Data supplied =>
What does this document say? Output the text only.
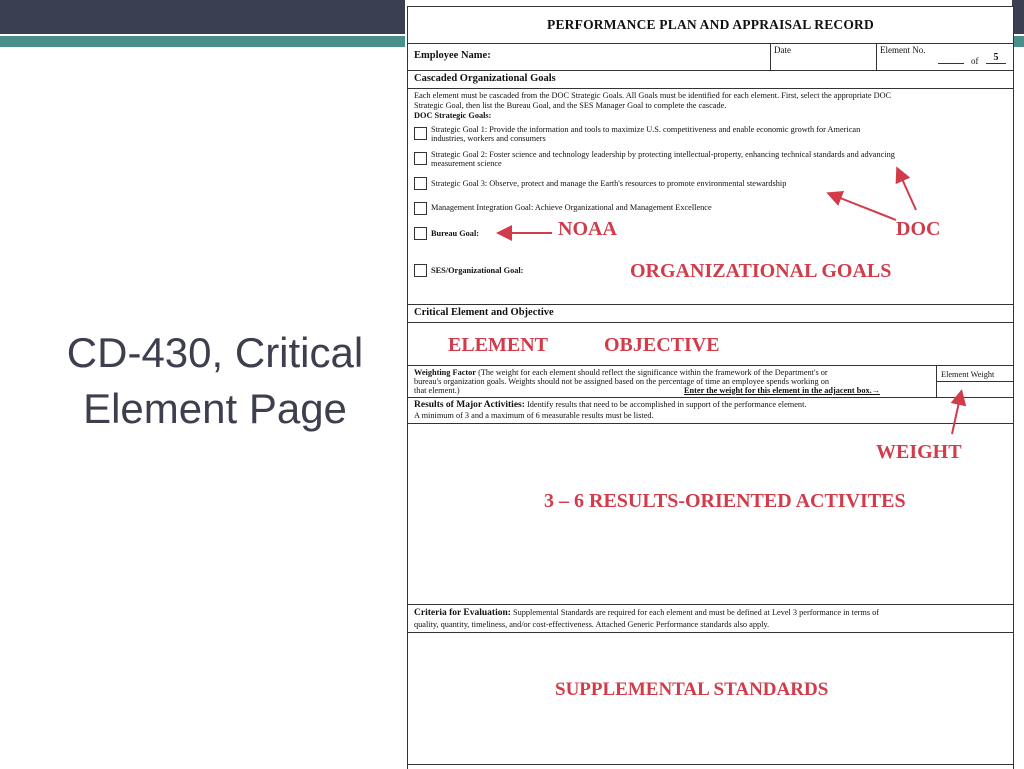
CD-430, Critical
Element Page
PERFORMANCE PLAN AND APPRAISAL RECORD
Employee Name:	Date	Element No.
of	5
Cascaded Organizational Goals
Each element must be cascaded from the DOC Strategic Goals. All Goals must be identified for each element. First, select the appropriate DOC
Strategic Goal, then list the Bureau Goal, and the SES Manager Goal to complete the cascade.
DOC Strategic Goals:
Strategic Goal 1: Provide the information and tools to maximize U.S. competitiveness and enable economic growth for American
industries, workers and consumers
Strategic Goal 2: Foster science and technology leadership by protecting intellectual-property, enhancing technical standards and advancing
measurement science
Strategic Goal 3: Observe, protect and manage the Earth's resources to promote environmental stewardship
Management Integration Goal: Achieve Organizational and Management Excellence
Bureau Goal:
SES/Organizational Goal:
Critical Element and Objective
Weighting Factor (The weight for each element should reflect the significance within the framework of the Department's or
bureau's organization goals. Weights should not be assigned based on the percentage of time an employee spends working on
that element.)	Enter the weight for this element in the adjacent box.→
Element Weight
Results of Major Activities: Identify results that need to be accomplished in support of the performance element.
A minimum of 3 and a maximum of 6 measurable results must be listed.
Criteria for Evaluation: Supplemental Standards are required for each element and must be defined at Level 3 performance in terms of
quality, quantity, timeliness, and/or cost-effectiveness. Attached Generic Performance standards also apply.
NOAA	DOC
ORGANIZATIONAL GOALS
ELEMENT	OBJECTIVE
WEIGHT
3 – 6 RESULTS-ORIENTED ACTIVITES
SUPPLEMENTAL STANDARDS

What you have to do => Set down every entry word for word, but omit the pictures.

Response =>
What does this document say? Output the text only.
CD-430, Critical
Element Page
PERFORMANCE PLAN AND APPRAISAL RECORD
Employee Name:	Date	Element No.
of	5
Cascaded Organizational Goals
Each element must be cascaded from the DOC Strategic Goals. All Goals must be identified for each element. First, select the appropriate DOC
Strategic Goal, then list the Bureau Goal, and the SES Manager Goal to complete the cascade.
DOC Strategic Goals:
Strategic Goal 1: Provide the information and tools to maximize U.S. competitiveness and enable economic growth for American
industries, workers and consumers
Strategic Goal 2: Foster science and technology leadership by protecting intellectual-property, enhancing technical standards and advancing
measurement science
Strategic Goal 3: Observe, protect and manage the Earth's resources to promote environmental stewardship
Management Integration Goal: Achieve Organizational and Management Excellence
Bureau Goal:
SES/Organizational Goal:
Critical Element and Objective
Weighting Factor (The weight for each element should reflect the significance within the framework of the Department's or
bureau's organization goals. Weights should not be assigned based on the percentage of time an employee spends working on
that element.)	Enter the weight for this element in the adjacent box.→
Element Weight
Results of Major Activities: Identify results that need to be accomplished in support of the performance element.
A minimum of 3 and a maximum of 6 measurable results must be listed.
Criteria for Evaluation: Supplemental Standards are required for each element and must be defined at Level 3 performance in terms of
quality, quantity, timeliness, and/or cost-effectiveness. Attached Generic Performance standards also apply.
NOAA	DOC
ORGANIZATIONAL GOALS
ELEMENT	OBJECTIVE
WEIGHT
3 – 6 RESULTS-ORIENTED ACTIVITES
SUPPLEMENTAL STANDARDS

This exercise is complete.